◆ **Direction**: Output each entry below as it stands, leaving out every picture.

◆ **Stored data entries**:
============
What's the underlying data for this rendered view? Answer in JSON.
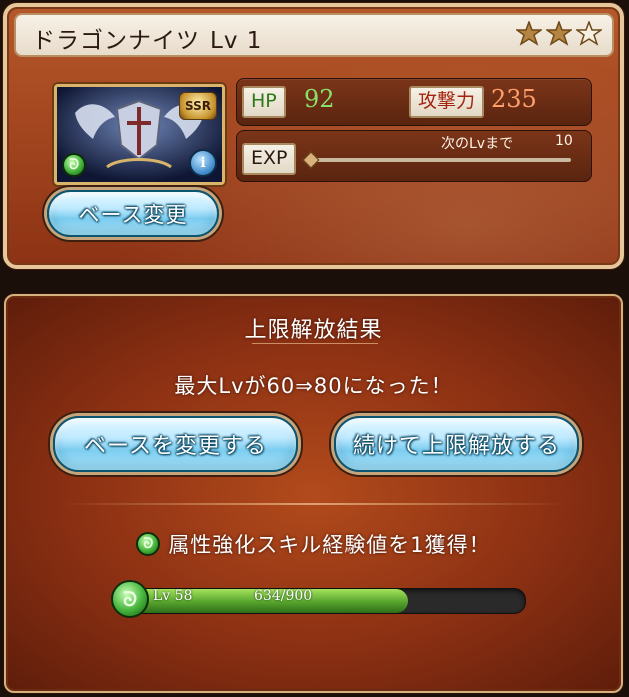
{
  "character": {
    "name": "ドラゴンナイツ",
    "level": "Lv 1",
    "stars": [
      {
        "state": "filled"
      },
      {
        "state": "filled"
      },
      {
        "state": "empty"
      }
    ],
    "rarity": "SSR",
    "element_icon": "wind-icon",
    "info_icon": "i"
  },
  "top_card": {
    "base_change_label": "ベース変更"
  },
  "stats": {
    "hp_label": "HP",
    "hp_value": "92",
    "attack_label": "攻撃力",
    "attack_value": "235",
    "exp_label": "EXP",
    "next_lv_label": "次のLvまで",
    "next_lv_value": "10",
    "exp_progress_fraction": 0.0
  },
  "result_panel": {
    "title": "上限解放結果",
    "message": "最大Lvが60⇒80になった！",
    "button_left": "ベースを変更する",
    "button_right": "続けて上限解放する",
    "skill_message": "属性強化スキル経験値を1獲得！",
    "skill_level": "Lv 58",
    "skill_progress": "634/900",
    "skill_progress_fraction": 0.7044
  },
  "colors": {
    "hp_value": "#8ae06a",
    "attack_value": "#ff9f6a",
    "progress_green": "#56a42d"
  }
}
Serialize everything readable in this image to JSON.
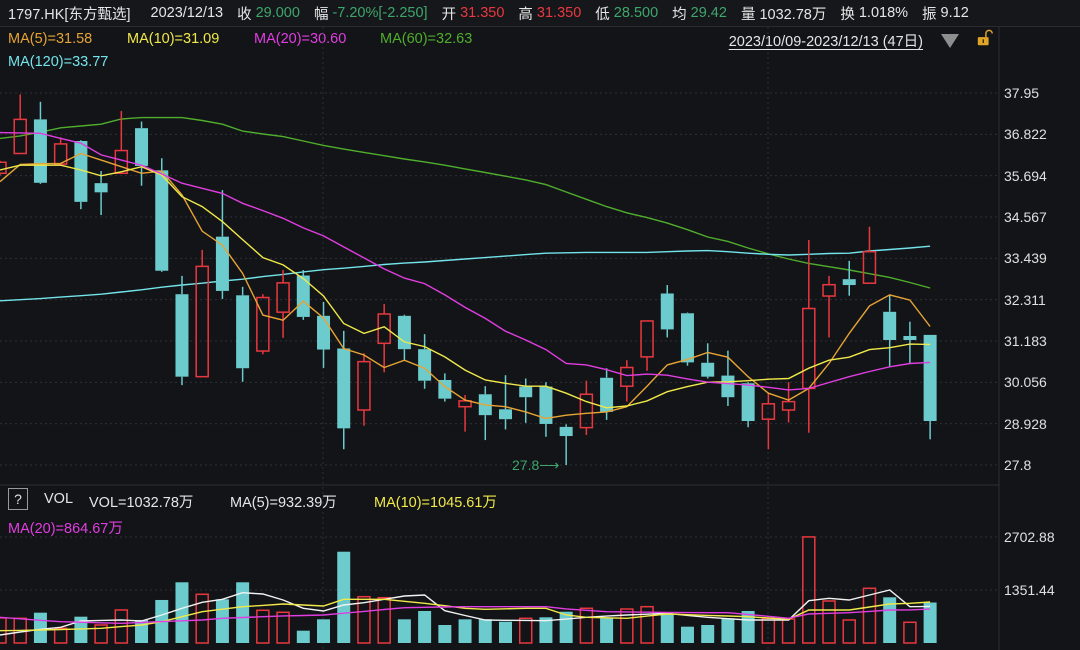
============
◆ **Output of the task**:
What's the underlying data for this rendered view? Answer in JSON.
{
  "character": {
    "name": "ドラゴンナイツ",
    "level": "Lv 1",
    "stars": [
      {
        "state": "filled"
      },
      {
        "state": "filled"
      },
      {
        "state": "empty"
      }
    ],
    "rarity": "SSR",
    "element_icon": "wind-icon",
    "info_icon": "i"
  },
  "top_card": {
    "base_change_label": "ベース変更"
  },
  "stats": {
    "hp_label": "HP",
    "hp_value": "92",
    "attack_label": "攻撃力",
    "attack_value": "235",
    "exp_label": "EXP",
    "next_lv_label": "次のLvまで",
    "next_lv_value": "10",
    "exp_progress_fraction": 0.0
  },
  "result_panel": {
    "title": "上限解放結果",
    "message": "最大Lvが60⇒80になった！",
    "button_left": "ベースを変更する",
    "button_right": "続けて上限解放する",
    "skill_message": "属性強化スキル経験値を1獲得！",
    "skill_level": "Lv 58",
    "skill_progress": "634/900",
    "skill_progress_fraction": 0.7044
  },
  "colors": {
    "hp_value": "#8ae06a",
    "attack_value": "#ff9f6a",
    "progress_green": "#56a42d"
  }
}
Serialize everything readable in this image to JSON.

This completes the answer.